§ THE EXERCISE:
Wherever "this" appears in a line, list that line.

* BEGIN DATA LISTING *

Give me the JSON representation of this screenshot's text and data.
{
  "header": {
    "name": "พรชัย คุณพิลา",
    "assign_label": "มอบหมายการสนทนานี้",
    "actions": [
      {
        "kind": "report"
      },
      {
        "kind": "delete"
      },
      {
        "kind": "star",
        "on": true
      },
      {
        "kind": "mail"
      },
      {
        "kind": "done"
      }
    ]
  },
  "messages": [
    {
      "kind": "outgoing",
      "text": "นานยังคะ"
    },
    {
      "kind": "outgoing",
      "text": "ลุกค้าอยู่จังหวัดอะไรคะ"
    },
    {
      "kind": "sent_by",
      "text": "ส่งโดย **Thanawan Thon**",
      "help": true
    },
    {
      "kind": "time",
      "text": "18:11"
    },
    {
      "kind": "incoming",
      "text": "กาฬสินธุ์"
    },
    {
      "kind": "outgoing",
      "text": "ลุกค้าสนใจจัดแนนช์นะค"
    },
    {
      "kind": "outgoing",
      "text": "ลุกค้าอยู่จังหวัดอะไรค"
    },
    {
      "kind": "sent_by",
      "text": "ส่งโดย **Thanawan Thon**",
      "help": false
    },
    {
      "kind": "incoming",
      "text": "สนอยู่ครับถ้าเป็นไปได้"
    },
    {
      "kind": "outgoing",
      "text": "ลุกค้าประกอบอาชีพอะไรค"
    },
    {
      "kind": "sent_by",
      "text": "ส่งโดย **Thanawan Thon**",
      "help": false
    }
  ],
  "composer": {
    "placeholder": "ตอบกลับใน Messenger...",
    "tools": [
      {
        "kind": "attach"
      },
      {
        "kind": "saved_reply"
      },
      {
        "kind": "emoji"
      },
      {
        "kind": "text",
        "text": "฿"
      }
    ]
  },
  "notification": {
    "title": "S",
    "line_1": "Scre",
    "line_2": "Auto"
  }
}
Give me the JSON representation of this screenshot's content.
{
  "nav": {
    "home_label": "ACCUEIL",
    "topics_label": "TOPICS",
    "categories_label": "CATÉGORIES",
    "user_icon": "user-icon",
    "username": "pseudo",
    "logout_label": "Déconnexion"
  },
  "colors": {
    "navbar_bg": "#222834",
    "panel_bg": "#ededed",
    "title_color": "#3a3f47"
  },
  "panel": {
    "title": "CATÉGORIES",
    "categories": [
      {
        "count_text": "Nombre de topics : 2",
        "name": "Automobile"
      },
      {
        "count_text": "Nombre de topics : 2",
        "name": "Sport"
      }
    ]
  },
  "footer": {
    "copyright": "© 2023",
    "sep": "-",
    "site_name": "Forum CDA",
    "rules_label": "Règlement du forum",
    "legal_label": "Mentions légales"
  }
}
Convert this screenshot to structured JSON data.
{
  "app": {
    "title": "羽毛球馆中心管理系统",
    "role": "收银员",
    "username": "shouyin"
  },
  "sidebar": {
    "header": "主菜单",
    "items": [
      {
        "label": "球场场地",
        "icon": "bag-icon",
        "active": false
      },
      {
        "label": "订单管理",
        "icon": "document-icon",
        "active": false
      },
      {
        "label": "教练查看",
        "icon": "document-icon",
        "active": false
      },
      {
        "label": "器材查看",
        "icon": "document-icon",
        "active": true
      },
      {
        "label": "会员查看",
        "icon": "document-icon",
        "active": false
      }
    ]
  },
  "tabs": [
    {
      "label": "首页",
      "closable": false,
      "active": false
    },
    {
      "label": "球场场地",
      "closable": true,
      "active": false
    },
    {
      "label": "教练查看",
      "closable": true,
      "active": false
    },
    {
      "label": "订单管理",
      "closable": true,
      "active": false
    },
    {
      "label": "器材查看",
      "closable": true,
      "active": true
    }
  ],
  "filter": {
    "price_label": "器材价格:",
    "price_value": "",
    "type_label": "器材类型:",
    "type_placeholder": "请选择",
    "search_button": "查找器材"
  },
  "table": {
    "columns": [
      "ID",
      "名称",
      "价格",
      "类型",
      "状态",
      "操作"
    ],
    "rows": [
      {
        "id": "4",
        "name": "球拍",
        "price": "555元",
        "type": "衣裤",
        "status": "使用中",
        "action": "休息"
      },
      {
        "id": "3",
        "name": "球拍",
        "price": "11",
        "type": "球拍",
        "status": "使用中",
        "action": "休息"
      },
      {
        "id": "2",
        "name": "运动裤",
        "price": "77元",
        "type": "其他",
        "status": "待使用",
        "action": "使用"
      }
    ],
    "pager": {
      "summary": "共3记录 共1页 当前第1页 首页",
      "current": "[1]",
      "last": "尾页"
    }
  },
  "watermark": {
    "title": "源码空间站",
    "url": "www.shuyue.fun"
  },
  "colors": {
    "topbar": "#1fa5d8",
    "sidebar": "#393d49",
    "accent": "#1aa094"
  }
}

* END DATA LISTING *

§ FULL OUTPUT:
Give me the JSON representation of this screenshot's text and data.
Give me the JSON representation of this screenshot's content.
Convert this screenshot to structured JSON data.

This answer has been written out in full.